#### [Work instructions]
For this exercise, repeat all of the material verbatim apart from its images.

#### [The records]
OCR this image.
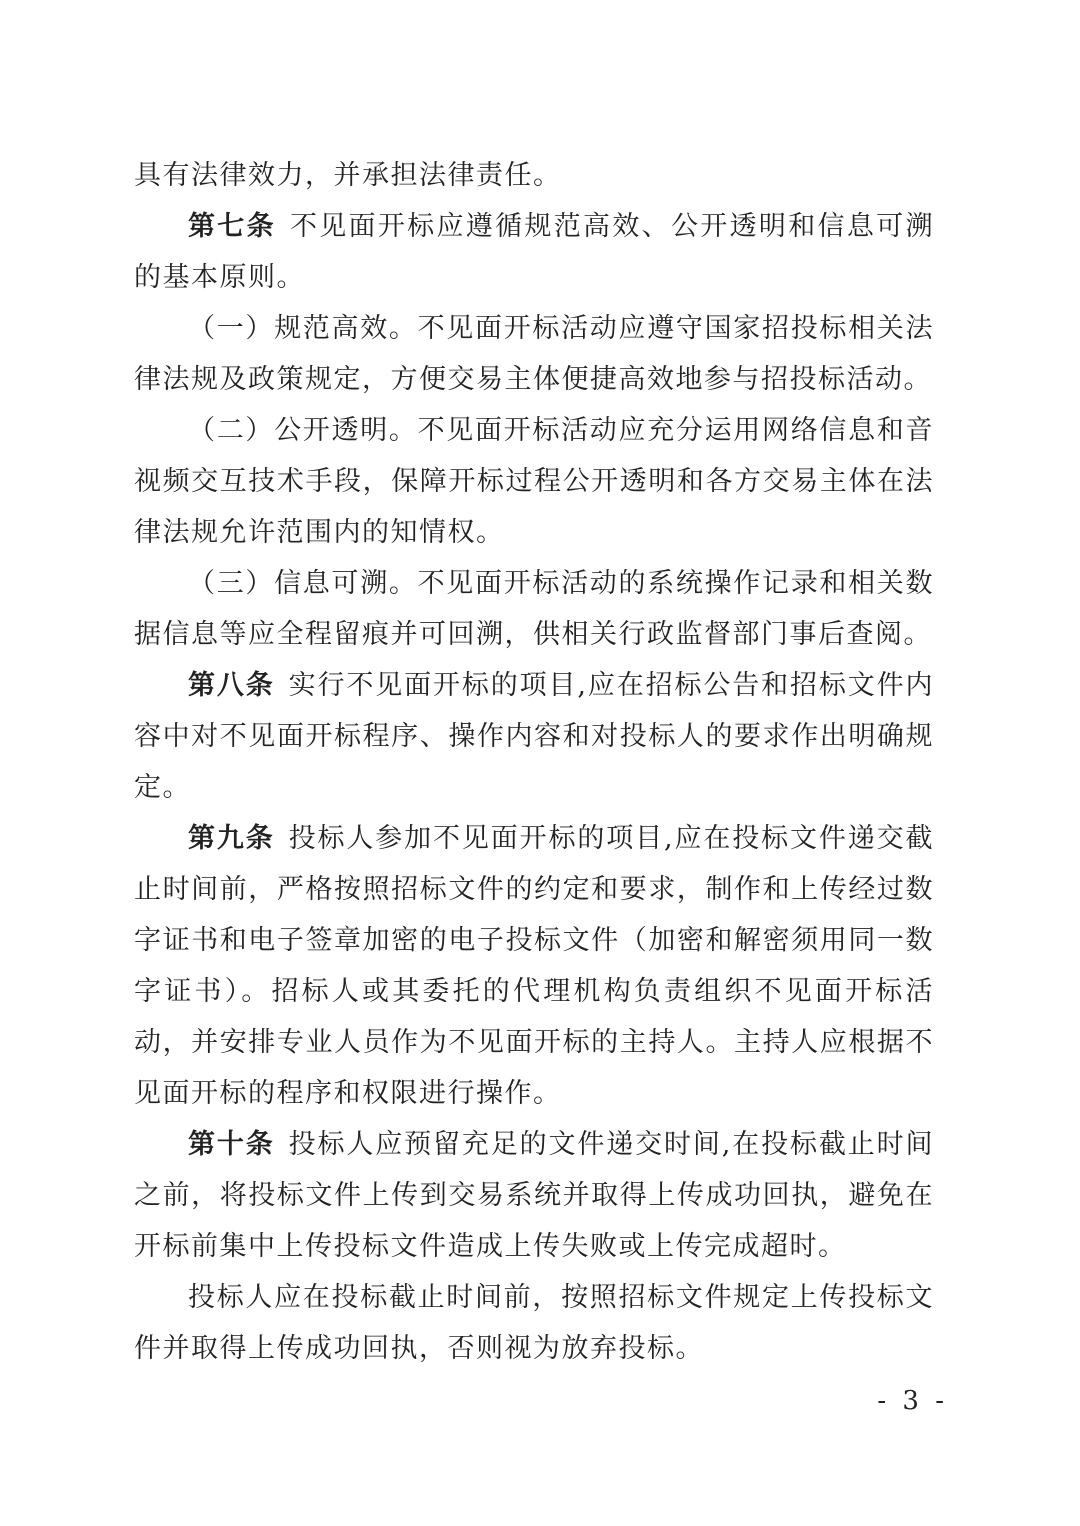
具有法律效力，并承担法律责任。

第七条 不见面开标应遵循规范高效、公开透明和信息可溯的基本原则。

（一）规范高效。不见面开标活动应遵守国家招投标相关法律法规及政策规定，方便交易主体便捷高效地参与招投标活动。

（二）公开透明。不见面开标活动应充分运用网络信息和音视频交互技术手段，保障开标过程公开透明和各方交易主体在法律法规允许范围内的知情权。

（三）信息可溯。不见面开标活动的系统操作记录和相关数据信息等应全程留痕并可回溯，供相关行政监督部门事后查阅。

第八条 实行不见面开标的项目,应在招标公告和招标文件内容中对不见面开标程序、操作内容和对投标人的要求作出明确规定。

第九条 投标人参加不见面开标的项目,应在投标文件递交截止时间前，严格按照招标文件的约定和要求，制作和上传经过数字证书和电子签章加密的电子投标文件（加密和解密须用同一数字证书）。招标人或其委托的代理机构负责组织不见面开标活动，并安排专业人员作为不见面开标的主持人。主持人应根据不见面开标的程序和权限进行操作。

第十条 投标人应预留充足的文件递交时间,在投标截止时间之前，将投标文件上传到交易系统并取得上传成功回执，避免在开标前集中上传投标文件造成上传失败或上传完成超时。

投标人应在投标截止时间前，按照招标文件规定上传投标文件并取得上传成功回执，否则视为放弃投标。

- 3 -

#### [Expected answer]
OCR this image.
具有法律效力，并承担法律责任。

第七条 不见面开标应遵循规范高效、公开透明和信息可溯的基本原则。

（一）规范高效。不见面开标活动应遵守国家招投标相关法律法规及政策规定，方便交易主体便捷高效地参与招投标活动。

（二）公开透明。不见面开标活动应充分运用网络信息和音视频交互技术手段，保障开标过程公开透明和各方交易主体在法律法规允许范围内的知情权。

（三）信息可溯。不见面开标活动的系统操作记录和相关数据信息等应全程留痕并可回溯，供相关行政监督部门事后查阅。

第八条 实行不见面开标的项目,应在招标公告和招标文件内容中对不见面开标程序、操作内容和对投标人的要求作出明确规定。

第九条 投标人参加不见面开标的项目,应在投标文件递交截止时间前，严格按照招标文件的约定和要求，制作和上传经过数字证书和电子签章加密的电子投标文件（加密和解密须用同一数字证书）。招标人或其委托的代理机构负责组织不见面开标活动，并安排专业人员作为不见面开标的主持人。主持人应根据不见面开标的程序和权限进行操作。

第十条 投标人应预留充足的文件递交时间,在投标截止时间之前，将投标文件上传到交易系统并取得上传成功回执，避免在开标前集中上传投标文件造成上传失败或上传完成超时。

投标人应在投标截止时间前，按照招标文件规定上传投标文件并取得上传成功回执，否则视为放弃投标。

- 3 -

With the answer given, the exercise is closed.